Exercise brief: Transcribe the data that follows precisely, omitting nothing.

Input:
◆ ◆ ◆ ◆ ◆ ◆ ◆
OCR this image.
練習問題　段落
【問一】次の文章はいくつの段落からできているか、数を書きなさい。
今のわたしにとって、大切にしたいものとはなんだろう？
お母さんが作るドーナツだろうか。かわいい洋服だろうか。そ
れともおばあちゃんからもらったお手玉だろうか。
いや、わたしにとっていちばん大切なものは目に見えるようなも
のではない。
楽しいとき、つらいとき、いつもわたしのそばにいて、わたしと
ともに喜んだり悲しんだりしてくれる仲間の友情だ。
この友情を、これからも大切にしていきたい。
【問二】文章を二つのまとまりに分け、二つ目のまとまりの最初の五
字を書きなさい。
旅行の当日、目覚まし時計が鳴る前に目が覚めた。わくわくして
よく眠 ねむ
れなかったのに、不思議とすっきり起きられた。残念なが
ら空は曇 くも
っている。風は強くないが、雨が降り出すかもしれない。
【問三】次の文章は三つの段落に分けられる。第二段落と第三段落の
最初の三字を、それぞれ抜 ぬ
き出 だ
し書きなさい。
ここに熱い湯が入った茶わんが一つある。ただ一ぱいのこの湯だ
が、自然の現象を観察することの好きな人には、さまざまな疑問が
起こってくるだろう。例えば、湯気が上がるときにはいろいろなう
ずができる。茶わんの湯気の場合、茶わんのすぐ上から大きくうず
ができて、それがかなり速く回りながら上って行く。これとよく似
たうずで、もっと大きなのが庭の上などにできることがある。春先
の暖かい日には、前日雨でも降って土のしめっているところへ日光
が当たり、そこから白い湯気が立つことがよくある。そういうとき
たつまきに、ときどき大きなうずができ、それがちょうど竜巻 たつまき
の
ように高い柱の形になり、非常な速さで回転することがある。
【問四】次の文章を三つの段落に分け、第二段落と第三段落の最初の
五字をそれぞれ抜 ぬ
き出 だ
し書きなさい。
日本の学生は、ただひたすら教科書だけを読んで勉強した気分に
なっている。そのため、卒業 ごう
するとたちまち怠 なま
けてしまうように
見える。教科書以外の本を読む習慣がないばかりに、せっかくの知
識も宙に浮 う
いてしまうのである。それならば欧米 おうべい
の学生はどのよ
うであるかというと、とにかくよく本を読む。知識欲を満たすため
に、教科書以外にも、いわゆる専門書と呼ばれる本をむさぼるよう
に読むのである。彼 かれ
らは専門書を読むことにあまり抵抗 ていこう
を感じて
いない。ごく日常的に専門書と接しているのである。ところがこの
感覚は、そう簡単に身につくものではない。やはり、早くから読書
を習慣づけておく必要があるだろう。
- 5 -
◆ ◆ ◆ ◆ ◆ ◆ ◆
Response for this exercise:
OCR this image.
練習問題　段落
【問一】次の文章はいくつの段落からできているか、数を書きなさい。
今のわたしにとって、大切にしたいものとはなんだろう？
お母さんが作るドーナツだろうか。かわいい洋服だろうか。そ
れともおばあちゃんからもらったお手玉だろうか。
いや、わたしにとっていちばん大切なものは目に見えるようなも
のではない。
楽しいとき、つらいとき、いつもわたしのそばにいて、わたしと
ともに喜んだり悲しんだりしてくれる仲間の友情だ。
この友情を、これからも大切にしていきたい。
【問二】文章を二つのまとまりに分け、二つ目のまとまりの最初の五
字を書きなさい。
旅行の当日、目覚まし時計が鳴る前に目が覚めた。わくわくして
よく眠 ねむ
れなかったのに、不思議とすっきり起きられた。残念なが
ら空は曇 くも
っている。風は強くないが、雨が降り出すかもしれない。
【問三】次の文章は三つの段落に分けられる。第二段落と第三段落の
最初の三字を、それぞれ抜 ぬ
き出 だ
し書きなさい。
ここに熱い湯が入った茶わんが一つある。ただ一ぱいのこの湯だ
が、自然の現象を観察することの好きな人には、さまざまな疑問が
起こってくるだろう。例えば、湯気が上がるときにはいろいろなう
ずができる。茶わんの湯気の場合、茶わんのすぐ上から大きくうず
ができて、それがかなり速く回りながら上って行く。これとよく似
たうずで、もっと大きなのが庭の上などにできることがある。春先
の暖かい日には、前日雨でも降って土のしめっているところへ日光
が当たり、そこから白い湯気が立つことがよくある。そういうとき
たつまきに、ときどき大きなうずができ、それがちょうど竜巻 たつまき
の
ように高い柱の形になり、非常な速さで回転することがある。
【問四】次の文章を三つの段落に分け、第二段落と第三段落の最初の
五字をそれぞれ抜 ぬ
き出 だ
し書きなさい。
日本の学生は、ただひたすら教科書だけを読んで勉強した気分に
なっている。そのため、卒業 ごう
するとたちまち怠 なま
けてしまうように
見える。教科書以外の本を読む習慣がないばかりに、せっかくの知
識も宙に浮 う
いてしまうのである。それならば欧米 おうべい
の学生はどのよ
うであるかというと、とにかくよく本を読む。知識欲を満たすため
に、教科書以外にも、いわゆる専門書と呼ばれる本をむさぼるよう
に読むのである。彼 かれ
らは専門書を読むことにあまり抵抗 ていこう
を感じて
いない。ごく日常的に専門書と接しているのである。ところがこの
感覚は、そう簡単に身につくものではない。やはり、早くから読書
を習慣づけておく必要があるだろう。
- 5 -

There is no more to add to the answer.